| Data for this task |
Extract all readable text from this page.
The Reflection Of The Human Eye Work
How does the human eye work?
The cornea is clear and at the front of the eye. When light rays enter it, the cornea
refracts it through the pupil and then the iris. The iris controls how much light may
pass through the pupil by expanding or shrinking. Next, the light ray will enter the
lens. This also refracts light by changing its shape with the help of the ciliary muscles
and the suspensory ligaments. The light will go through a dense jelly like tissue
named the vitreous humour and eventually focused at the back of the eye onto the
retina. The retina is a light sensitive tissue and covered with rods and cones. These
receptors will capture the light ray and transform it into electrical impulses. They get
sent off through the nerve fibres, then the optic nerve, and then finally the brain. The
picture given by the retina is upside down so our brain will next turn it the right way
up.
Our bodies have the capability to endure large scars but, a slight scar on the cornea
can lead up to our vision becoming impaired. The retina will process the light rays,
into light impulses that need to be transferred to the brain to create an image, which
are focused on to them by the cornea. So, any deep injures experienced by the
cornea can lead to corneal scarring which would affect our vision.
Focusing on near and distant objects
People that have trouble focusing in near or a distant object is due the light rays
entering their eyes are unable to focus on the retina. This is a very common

| To do |
Print all of the data exactly as it was given.

| Solution for this problem |
Extract all readable text from this page.
The Reflection Of The Human Eye Work
How does the human eye work?
The cornea is clear and at the front of the eye. When light rays enter it, the cornea
refracts it through the pupil and then the iris. The iris controls how much light may
pass through the pupil by expanding or shrinking. Next, the light ray will enter the
lens. This also refracts light by changing its shape with the help of the ciliary muscles
and the suspensory ligaments. The light will go through a dense jelly like tissue
named the vitreous humour and eventually focused at the back of the eye onto the
retina. The retina is a light sensitive tissue and covered with rods and cones. These
receptors will capture the light ray and transform it into electrical impulses. They get
sent off through the nerve fibres, then the optic nerve, and then finally the brain. The
picture given by the retina is upside down so our brain will next turn it the right way
up.
Our bodies have the capability to endure large scars but, a slight scar on the cornea
can lead up to our vision becoming impaired. The retina will process the light rays,
into light impulses that need to be transferred to the brain to create an image, which
are focused on to them by the cornea. So, any deep injures experienced by the
cornea can lead to corneal scarring which would affect our vision.
Focusing on near and distant objects
People that have trouble focusing in near or a distant object is due the light rays
entering their eyes are unable to focus on the retina. This is a very common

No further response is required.